▶ What to produce: Filter the entries and keep only the lines where the string "title" appears.

▶ Data supplied:
* START *

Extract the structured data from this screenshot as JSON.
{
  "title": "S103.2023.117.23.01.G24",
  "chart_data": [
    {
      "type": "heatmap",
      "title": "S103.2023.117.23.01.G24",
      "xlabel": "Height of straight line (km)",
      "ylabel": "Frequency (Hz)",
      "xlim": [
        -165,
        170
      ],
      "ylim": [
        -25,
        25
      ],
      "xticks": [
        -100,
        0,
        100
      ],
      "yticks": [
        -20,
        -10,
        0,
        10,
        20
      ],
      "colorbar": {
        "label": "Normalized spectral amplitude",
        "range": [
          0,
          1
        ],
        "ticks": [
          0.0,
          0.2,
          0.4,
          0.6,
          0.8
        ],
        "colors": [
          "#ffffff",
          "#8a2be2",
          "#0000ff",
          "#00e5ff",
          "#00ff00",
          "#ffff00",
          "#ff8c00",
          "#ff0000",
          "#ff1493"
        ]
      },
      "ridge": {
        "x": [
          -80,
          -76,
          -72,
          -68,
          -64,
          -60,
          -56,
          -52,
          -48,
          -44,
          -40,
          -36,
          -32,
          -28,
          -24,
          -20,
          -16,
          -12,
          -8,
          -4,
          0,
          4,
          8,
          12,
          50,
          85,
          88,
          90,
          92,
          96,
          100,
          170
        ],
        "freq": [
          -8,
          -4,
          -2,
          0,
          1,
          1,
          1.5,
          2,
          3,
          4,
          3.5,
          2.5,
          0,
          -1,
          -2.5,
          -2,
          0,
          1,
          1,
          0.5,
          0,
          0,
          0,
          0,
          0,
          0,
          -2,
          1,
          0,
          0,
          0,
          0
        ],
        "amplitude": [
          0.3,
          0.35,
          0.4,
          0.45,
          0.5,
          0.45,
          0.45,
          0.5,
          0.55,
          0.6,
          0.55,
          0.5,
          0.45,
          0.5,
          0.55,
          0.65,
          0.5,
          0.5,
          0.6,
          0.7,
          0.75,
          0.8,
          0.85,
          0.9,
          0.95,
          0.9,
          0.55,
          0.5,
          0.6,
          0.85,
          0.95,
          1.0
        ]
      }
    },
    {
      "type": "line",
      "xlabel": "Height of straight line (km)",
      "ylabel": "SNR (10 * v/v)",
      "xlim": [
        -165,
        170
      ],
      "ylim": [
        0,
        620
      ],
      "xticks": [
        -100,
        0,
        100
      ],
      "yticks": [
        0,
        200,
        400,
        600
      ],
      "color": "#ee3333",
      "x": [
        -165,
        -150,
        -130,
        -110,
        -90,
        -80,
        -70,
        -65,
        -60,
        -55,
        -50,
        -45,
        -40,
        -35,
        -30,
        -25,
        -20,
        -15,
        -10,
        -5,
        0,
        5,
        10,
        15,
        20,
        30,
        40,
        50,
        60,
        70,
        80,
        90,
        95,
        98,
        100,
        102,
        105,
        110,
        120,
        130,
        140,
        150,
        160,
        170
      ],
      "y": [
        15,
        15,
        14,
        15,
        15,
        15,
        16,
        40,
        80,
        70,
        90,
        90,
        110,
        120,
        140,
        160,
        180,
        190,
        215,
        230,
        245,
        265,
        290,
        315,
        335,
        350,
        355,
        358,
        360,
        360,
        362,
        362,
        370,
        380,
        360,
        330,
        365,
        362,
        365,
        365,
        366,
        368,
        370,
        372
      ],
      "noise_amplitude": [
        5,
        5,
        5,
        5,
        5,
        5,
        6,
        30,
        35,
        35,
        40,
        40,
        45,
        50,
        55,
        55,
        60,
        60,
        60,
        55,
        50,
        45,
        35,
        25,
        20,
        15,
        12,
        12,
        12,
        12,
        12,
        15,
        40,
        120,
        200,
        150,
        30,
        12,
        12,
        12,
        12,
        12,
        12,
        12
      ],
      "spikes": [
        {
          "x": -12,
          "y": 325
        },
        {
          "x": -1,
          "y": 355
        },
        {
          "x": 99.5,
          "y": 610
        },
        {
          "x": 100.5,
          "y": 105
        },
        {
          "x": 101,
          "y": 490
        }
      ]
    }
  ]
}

* END *

▶ Task result:
  "title": "S103.2023.117.23.01.G24",
      "title": "S103.2023.117.23.01.G24",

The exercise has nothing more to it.